(Records from a dataset)
□ □ □ □

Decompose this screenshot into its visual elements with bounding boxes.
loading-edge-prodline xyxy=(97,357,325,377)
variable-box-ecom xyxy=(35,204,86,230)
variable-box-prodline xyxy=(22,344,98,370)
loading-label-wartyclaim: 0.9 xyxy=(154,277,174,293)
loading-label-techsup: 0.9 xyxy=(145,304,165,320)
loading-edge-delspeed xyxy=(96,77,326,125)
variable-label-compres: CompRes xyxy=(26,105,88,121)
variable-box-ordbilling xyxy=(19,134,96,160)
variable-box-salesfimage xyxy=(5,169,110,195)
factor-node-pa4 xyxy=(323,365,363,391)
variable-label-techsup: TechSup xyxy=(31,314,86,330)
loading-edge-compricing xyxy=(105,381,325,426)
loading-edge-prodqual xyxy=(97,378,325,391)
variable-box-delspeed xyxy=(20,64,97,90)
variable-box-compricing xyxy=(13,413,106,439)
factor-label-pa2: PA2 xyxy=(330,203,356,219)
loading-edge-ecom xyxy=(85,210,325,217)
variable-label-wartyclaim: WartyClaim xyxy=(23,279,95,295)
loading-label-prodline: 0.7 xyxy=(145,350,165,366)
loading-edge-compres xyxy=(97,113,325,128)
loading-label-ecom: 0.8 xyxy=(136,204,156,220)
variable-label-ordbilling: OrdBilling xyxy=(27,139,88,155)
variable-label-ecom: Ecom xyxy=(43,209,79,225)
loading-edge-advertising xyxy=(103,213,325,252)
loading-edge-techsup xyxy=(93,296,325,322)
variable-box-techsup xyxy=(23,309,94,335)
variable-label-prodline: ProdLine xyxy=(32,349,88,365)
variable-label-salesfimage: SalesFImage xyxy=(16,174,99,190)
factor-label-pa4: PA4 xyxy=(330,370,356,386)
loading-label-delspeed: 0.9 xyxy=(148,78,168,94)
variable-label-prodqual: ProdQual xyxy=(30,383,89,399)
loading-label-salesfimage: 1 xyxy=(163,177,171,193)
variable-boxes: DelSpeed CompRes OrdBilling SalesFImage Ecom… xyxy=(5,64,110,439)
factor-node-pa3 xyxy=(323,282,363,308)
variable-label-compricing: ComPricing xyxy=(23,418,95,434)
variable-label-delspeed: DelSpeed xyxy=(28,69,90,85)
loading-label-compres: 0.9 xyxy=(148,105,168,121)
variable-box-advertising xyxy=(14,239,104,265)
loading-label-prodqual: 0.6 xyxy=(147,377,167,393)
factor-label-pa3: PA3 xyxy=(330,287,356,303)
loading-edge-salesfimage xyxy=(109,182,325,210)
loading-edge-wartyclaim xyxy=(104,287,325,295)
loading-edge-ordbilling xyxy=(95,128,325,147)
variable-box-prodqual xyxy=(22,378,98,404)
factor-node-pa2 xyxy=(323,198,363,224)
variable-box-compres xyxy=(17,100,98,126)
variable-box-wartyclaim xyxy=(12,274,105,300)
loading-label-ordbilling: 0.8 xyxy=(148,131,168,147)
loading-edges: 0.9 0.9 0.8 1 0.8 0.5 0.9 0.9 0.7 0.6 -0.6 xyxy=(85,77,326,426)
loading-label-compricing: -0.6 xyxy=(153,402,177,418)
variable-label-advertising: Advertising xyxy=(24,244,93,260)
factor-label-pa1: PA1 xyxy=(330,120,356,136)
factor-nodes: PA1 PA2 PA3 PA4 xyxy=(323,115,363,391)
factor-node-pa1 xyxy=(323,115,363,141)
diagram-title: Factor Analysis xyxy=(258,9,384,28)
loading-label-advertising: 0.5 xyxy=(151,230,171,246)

□ □ □ □

Given task :: Output every line of the records above exactly as they appear.

Solution to this problem ::
Decompose this screenshot into its visual elements with bounding boxes.
loading-edge-prodline xyxy=(97,357,325,377)
variable-box-ecom xyxy=(35,204,86,230)
variable-box-prodline xyxy=(22,344,98,370)
loading-label-wartyclaim: 0.9 xyxy=(154,277,174,293)
loading-label-techsup: 0.9 xyxy=(145,304,165,320)
loading-edge-delspeed xyxy=(96,77,326,125)
variable-label-compres: CompRes xyxy=(26,105,88,121)
variable-box-ordbilling xyxy=(19,134,96,160)
variable-box-salesfimage xyxy=(5,169,110,195)
factor-node-pa4 xyxy=(323,365,363,391)
variable-label-techsup: TechSup xyxy=(31,314,86,330)
loading-edge-compricing xyxy=(105,381,325,426)
loading-edge-prodqual xyxy=(97,378,325,391)
variable-box-delspeed xyxy=(20,64,97,90)
variable-box-compricing xyxy=(13,413,106,439)
factor-label-pa2: PA2 xyxy=(330,203,356,219)
loading-edge-ecom xyxy=(85,210,325,217)
variable-label-wartyclaim: WartyClaim xyxy=(23,279,95,295)
loading-label-prodline: 0.7 xyxy=(145,350,165,366)
loading-edge-compres xyxy=(97,113,325,128)
loading-label-ecom: 0.8 xyxy=(136,204,156,220)
variable-label-ordbilling: OrdBilling xyxy=(27,139,88,155)
variable-label-ecom: Ecom xyxy=(43,209,79,225)
loading-edge-advertising xyxy=(103,213,325,252)
loading-edge-techsup xyxy=(93,296,325,322)
variable-box-techsup xyxy=(23,309,94,335)
variable-label-prodline: ProdLine xyxy=(32,349,88,365)
variable-label-salesfimage: SalesFImage xyxy=(16,174,99,190)
factor-label-pa4: PA4 xyxy=(330,370,356,386)
loading-label-delspeed: 0.9 xyxy=(148,78,168,94)
variable-label-prodqual: ProdQual xyxy=(30,383,89,399)
loading-label-salesfimage: 1 xyxy=(163,177,171,193)
variable-boxes: DelSpeed CompRes OrdBilling SalesFImage Ecom… xyxy=(5,64,110,439)
factor-node-pa3 xyxy=(323,282,363,308)
variable-label-compricing: ComPricing xyxy=(23,418,95,434)
variable-label-delspeed: DelSpeed xyxy=(28,69,90,85)
loading-label-compres: 0.9 xyxy=(148,105,168,121)
variable-box-advertising xyxy=(14,239,104,265)
loading-label-prodqual: 0.6 xyxy=(147,377,167,393)
factor-label-pa3: PA3 xyxy=(330,287,356,303)
loading-edge-salesfimage xyxy=(109,182,325,210)
loading-edge-wartyclaim xyxy=(104,287,325,295)
loading-edge-ordbilling xyxy=(95,128,325,147)
variable-box-prodqual xyxy=(22,378,98,404)
factor-node-pa2 xyxy=(323,198,363,224)
variable-box-compres xyxy=(17,100,98,126)
variable-box-wartyclaim xyxy=(12,274,105,300)
loading-label-ordbilling: 0.8 xyxy=(148,131,168,147)
loading-edges: 0.9 0.9 0.8 1 0.8 0.5 0.9 0.9 0.7 0.6 -0.6 xyxy=(85,77,326,426)
loading-label-compricing: -0.6 xyxy=(153,402,177,418)
variable-label-advertising: Advertising xyxy=(24,244,93,260)
factor-label-pa1: PA1 xyxy=(330,120,356,136)
factor-nodes: PA1 PA2 PA3 PA4 xyxy=(323,115,363,391)
factor-node-pa1 xyxy=(323,115,363,141)
diagram-title: Factor Analysis xyxy=(258,9,384,28)
loading-label-advertising: 0.5 xyxy=(151,230,171,246)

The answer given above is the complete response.